-------- Data provided --------
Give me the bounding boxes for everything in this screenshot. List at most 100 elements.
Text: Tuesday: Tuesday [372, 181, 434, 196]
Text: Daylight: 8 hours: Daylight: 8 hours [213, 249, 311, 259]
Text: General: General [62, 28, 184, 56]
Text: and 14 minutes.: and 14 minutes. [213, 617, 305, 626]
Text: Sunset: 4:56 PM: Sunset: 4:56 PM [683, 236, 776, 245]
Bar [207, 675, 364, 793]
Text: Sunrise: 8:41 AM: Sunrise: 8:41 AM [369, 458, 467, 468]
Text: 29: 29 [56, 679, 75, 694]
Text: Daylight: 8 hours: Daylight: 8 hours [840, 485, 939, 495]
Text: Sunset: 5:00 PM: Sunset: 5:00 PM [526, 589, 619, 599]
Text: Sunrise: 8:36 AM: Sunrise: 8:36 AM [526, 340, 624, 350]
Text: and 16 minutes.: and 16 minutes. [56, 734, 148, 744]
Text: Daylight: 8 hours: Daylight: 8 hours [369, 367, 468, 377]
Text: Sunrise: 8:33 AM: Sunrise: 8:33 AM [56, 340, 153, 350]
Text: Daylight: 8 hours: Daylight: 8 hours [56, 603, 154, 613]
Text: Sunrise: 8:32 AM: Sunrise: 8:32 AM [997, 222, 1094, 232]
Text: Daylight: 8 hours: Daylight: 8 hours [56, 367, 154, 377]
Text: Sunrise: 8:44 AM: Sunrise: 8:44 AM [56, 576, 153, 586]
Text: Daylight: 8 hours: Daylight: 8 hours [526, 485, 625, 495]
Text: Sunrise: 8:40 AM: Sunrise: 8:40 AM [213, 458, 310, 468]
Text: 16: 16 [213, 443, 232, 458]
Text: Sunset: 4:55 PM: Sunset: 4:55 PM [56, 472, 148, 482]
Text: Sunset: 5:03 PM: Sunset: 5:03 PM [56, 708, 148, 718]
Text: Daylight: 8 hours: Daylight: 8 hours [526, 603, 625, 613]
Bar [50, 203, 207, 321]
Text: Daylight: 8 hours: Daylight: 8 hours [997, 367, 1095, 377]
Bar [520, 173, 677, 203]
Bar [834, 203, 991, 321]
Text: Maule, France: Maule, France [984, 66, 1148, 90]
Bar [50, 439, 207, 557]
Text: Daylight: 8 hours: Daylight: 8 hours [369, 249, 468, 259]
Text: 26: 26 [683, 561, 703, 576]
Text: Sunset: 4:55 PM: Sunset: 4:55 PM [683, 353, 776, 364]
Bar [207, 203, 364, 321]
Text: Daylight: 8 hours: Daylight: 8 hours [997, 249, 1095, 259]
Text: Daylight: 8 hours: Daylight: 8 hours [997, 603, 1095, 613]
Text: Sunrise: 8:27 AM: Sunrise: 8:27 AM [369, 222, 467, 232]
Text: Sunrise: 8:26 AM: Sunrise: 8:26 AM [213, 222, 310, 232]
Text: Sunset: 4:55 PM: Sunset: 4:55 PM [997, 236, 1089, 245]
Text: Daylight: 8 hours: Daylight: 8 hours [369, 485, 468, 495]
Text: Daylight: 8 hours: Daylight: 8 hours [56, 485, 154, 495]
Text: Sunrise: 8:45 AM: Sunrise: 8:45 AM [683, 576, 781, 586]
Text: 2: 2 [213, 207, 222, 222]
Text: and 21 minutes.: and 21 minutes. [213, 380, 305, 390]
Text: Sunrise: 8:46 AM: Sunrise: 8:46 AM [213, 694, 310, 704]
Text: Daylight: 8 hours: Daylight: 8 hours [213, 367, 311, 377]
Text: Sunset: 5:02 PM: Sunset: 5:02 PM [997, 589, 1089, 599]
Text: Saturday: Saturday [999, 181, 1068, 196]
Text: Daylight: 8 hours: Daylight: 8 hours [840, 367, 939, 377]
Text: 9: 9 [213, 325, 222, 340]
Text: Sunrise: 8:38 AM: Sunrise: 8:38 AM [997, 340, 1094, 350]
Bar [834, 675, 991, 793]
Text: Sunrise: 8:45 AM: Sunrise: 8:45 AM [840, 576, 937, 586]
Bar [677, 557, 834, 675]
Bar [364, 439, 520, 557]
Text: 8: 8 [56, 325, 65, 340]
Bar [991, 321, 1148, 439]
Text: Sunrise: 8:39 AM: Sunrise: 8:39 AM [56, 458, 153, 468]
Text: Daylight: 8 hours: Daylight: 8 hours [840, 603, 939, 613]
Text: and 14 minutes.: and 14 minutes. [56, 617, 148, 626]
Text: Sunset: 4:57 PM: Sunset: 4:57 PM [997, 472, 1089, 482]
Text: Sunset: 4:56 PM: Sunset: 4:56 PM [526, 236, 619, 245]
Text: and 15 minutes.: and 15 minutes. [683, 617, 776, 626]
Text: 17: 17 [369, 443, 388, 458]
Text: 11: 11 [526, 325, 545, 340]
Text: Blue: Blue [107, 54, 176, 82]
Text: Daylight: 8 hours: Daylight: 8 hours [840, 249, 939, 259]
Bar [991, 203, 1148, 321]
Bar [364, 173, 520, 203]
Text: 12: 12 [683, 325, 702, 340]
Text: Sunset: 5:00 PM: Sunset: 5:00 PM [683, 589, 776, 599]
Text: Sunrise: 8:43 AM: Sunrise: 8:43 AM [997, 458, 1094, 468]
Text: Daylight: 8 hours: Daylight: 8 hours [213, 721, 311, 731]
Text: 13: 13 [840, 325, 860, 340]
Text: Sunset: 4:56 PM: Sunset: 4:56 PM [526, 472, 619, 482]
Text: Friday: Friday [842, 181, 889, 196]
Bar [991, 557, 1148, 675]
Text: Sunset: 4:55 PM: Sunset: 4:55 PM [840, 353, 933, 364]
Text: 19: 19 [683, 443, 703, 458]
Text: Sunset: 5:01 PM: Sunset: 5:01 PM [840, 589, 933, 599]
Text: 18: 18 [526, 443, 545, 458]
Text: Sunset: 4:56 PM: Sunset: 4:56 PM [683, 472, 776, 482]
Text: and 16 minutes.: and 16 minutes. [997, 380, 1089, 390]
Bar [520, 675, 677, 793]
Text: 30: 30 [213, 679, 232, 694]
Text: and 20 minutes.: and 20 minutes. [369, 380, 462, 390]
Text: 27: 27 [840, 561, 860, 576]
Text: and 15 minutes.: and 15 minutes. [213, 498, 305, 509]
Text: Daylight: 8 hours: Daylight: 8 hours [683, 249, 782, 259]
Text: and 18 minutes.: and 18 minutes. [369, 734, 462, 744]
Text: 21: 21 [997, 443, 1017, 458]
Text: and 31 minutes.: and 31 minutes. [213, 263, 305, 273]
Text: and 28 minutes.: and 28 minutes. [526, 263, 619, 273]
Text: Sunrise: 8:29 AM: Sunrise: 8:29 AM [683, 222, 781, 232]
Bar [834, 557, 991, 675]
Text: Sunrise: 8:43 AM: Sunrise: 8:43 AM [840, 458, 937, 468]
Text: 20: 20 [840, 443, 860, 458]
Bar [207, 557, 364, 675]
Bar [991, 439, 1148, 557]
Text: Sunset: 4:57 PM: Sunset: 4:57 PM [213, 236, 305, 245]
--------
**Goal**:
Please render all of the material above as a Markdown table with the columns Row and Line, giving each non-blank line its own numbered row and leaving out blank lines.

**Completed exercise**:
| Row | Line |
|---|---|
| 1 | Give me the bounding boxes for everything in this screenshot. List at most 100 elements. |
| 2 | Text: Tuesday: Tuesday [372, 181, 434, 196] |
| 3 | Text: Daylight: 8 hours: Daylight: 8 hours [213, 249, 311, 259] |
| 4 | Text: General: General [62, 28, 184, 56] |
| 5 | Text: and 14 minutes.: and 14 minutes. [213, 617, 305, 626] |
| 6 | Text: Sunset: 4:56 PM: Sunset: 4:56 PM [683, 236, 776, 245] |
| 7 | Bar [207, 675, 364, 793] |
| 8 | Text: Sunrise: 8:41 AM: Sunrise: 8:41 AM [369, 458, 467, 468] |
| 9 | Text: 29: 29 [56, 679, 75, 694] |
| 10 | Text: Daylight: 8 hours: Daylight: 8 hours [840, 485, 939, 495] |
| 11 | Text: Sunset: 5:00 PM: Sunset: 5:00 PM [526, 589, 619, 599] |
| 12 | Text: Sunrise: 8:36 AM: Sunrise: 8:36 AM [526, 340, 624, 350] |
| 13 | Text: and 16 minutes.: and 16 minutes. [56, 734, 148, 744] |
| 14 | Text: Daylight: 8 hours: Daylight: 8 hours [369, 367, 468, 377] |
| 15 | Text: Sunrise: 8:33 AM: Sunrise: 8:33 AM [56, 340, 153, 350] |
| 16 | Text: Daylight: 8 hours: Daylight: 8 hours [56, 603, 154, 613] |
| 17 | Text: Sunrise: 8:32 AM: Sunrise: 8:32 AM [997, 222, 1094, 232] |
| 18 | Text: Daylight: 8 hours: Daylight: 8 hours [56, 367, 154, 377] |
| 19 | Text: Sunrise: 8:44 AM: Sunrise: 8:44 AM [56, 576, 153, 586] |
| 20 | Text: Daylight: 8 hours: Daylight: 8 hours [526, 485, 625, 495] |
| 21 | Text: Sunrise: 8:40 AM: Sunrise: 8:40 AM [213, 458, 310, 468] |
| 22 | Text: 16: 16 [213, 443, 232, 458] |
| 23 | Text: Sunset: 4:55 PM: Sunset: 4:55 PM [56, 472, 148, 482] |
| 24 | Text: Sunset: 5:03 PM: Sunset: 5:03 PM [56, 708, 148, 718] |
| 25 | Text: Daylight: 8 hours: Daylight: 8 hours [526, 603, 625, 613] |
| 26 | Bar [50, 203, 207, 321] |
| 27 | Text: Daylight: 8 hours: Daylight: 8 hours [997, 367, 1095, 377] |
| 28 | Bar [520, 173, 677, 203] |
| 29 | Bar [834, 203, 991, 321] |
| 30 | Text: Maule, France: Maule, France [984, 66, 1148, 90] |
| 31 | Bar [50, 439, 207, 557] |
| 32 | Text: Daylight: 8 hours: Daylight: 8 hours [369, 249, 468, 259] |
| 33 | Text: 26: 26 [683, 561, 703, 576] |
| 34 | Text: Sunset: 4:55 PM: Sunset: 4:55 PM [683, 353, 776, 364] |
| 35 | Bar [207, 203, 364, 321] |
| 36 | Text: Daylight: 8 hours: Daylight: 8 hours [997, 249, 1095, 259] |
| 37 | Text: Daylight: 8 hours: Daylight: 8 hours [997, 603, 1095, 613] |
| 38 | Text: Sunrise: 8:27 AM: Sunrise: 8:27 AM [369, 222, 467, 232] |
| 39 | Text: Sunrise: 8:26 AM: Sunrise: 8:26 AM [213, 222, 310, 232] |
| 40 | Text: Sunset: 4:55 PM: Sunset: 4:55 PM [997, 236, 1089, 245] |
| 41 | Text: Daylight: 8 hours: Daylight: 8 hours [369, 485, 468, 495] |
| 42 | Text: Daylight: 8 hours: Daylight: 8 hours [56, 485, 154, 495] |
| 43 | Text: Sunrise: 8:45 AM: Sunrise: 8:45 AM [683, 576, 781, 586] |
| 44 | Text: 2: 2 [213, 207, 222, 222] |
| 45 | Text: and 21 minutes.: and 21 minutes. [213, 380, 305, 390] |
| 46 | Text: Sunrise: 8:46 AM: Sunrise: 8:46 AM [213, 694, 310, 704] |
| 47 | Text: Daylight: 8 hours: Daylight: 8 hours [213, 367, 311, 377] |
| 48 | Text: Sunset: 5:02 PM: Sunset: 5:02 PM [997, 589, 1089, 599] |
| 49 | Text: Saturday: Saturday [999, 181, 1068, 196] |
| 50 | Text: Daylight: 8 hours: Daylight: 8 hours [840, 367, 939, 377] |
| 51 | Text: 9: 9 [213, 325, 222, 340] |
| 52 | Text: Sunrise: 8:38 AM: Sunrise: 8:38 AM [997, 340, 1094, 350] |
| 53 | Bar [834, 675, 991, 793] |
| 54 | Text: Sunrise: 8:45 AM: Sunrise: 8:45 AM [840, 576, 937, 586] |
| 55 | Bar [677, 557, 834, 675] |
| 56 | Bar [364, 439, 520, 557] |
| 57 | Text: 8: 8 [56, 325, 65, 340] |
| 58 | Bar [991, 321, 1148, 439] |
| 59 | Text: Sunrise: 8:39 AM: Sunrise: 8:39 AM [56, 458, 153, 468] |
| 60 | Text: Daylight: 8 hours: Daylight: 8 hours [840, 603, 939, 613] |
| 61 | Text: and 14 minutes.: and 14 minutes. [56, 617, 148, 626] |
| 62 | Text: Sunset: 4:57 PM: Sunset: 4:57 PM [997, 472, 1089, 482] |
| 63 | Text: Sunset: 4:56 PM: Sunset: 4:56 PM [526, 236, 619, 245] |
| 64 | Text: and 15 minutes.: and 15 minutes. [683, 617, 776, 626] |
| 65 | Text: 17: 17 [369, 443, 388, 458] |
| 66 | Text: 11: 11 [526, 325, 545, 340] |
| 67 | Text: Blue: Blue [107, 54, 176, 82] |
| 68 | Text: Daylight: 8 hours: Daylight: 8 hours [840, 249, 939, 259] |
| 69 | Bar [991, 203, 1148, 321] |
| 70 | Bar [364, 173, 520, 203] |
| 71 | Text: 12: 12 [683, 325, 702, 340] |
| 72 | Text: Sunset: 5:00 PM: Sunset: 5:00 PM [683, 589, 776, 599] |
| 73 | Text: Sunrise: 8:43 AM: Sunrise: 8:43 AM [997, 458, 1094, 468] |
| 74 | Text: Daylight: 8 hours: Daylight: 8 hours [213, 721, 311, 731] |
| 75 | Text: 13: 13 [840, 325, 860, 340] |
| 76 | Text: Sunset: 4:56 PM: Sunset: 4:56 PM [526, 472, 619, 482] |
| 77 | Text: Friday: Friday [842, 181, 889, 196] |
| 78 | Bar [991, 557, 1148, 675] |
| 79 | Text: Sunset: 4:55 PM: Sunset: 4:55 PM [840, 353, 933, 364] |
| 80 | Text: 19: 19 [683, 443, 703, 458] |
| 81 | Text: Sunset: 5:01 PM: Sunset: 5:01 PM [840, 589, 933, 599] |
| 82 | Text: 18: 18 [526, 443, 545, 458] |
| 83 | Text: Sunset: 4:56 PM: Sunset: 4:56 PM [683, 472, 776, 482] |
| 84 | Text: and 16 minutes.: and 16 minutes. [997, 380, 1089, 390] |
| 85 | Bar [520, 675, 677, 793] |
| 86 | Text: 30: 30 [213, 679, 232, 694] |
| 87 | Text: and 20 minutes.: and 20 minutes. [369, 380, 462, 390] |
| 88 | Text: 27: 27 [840, 561, 860, 576] |
| 89 | Text: and 15 minutes.: and 15 minutes. [213, 498, 305, 509] |
| 90 | Text: Daylight: 8 hours: Daylight: 8 hours [683, 249, 782, 259] |
| 91 | Text: and 18 minutes.: and 18 minutes. [369, 734, 462, 744] |
| 92 | Text: 21: 21 [997, 443, 1017, 458] |
| 93 | Text: and 31 minutes.: and 31 minutes. [213, 263, 305, 273] |
| 94 | Text: and 28 minutes.: and 28 minutes. [526, 263, 619, 273] |
| 95 | Text: Sunrise: 8:29 AM: Sunrise: 8:29 AM [683, 222, 781, 232] |
| 96 | Bar [834, 557, 991, 675] |
| 97 | Text: Sunrise: 8:43 AM: Sunrise: 8:43 AM [840, 458, 937, 468] |
| 98 | Text: 20: 20 [840, 443, 860, 458] |
| 99 | Bar [207, 557, 364, 675] |
| 100 | Bar [991, 439, 1148, 557] |
| 101 | Text: Sunset: 4:57 PM: Sunset: 4:57 PM [213, 236, 305, 245] |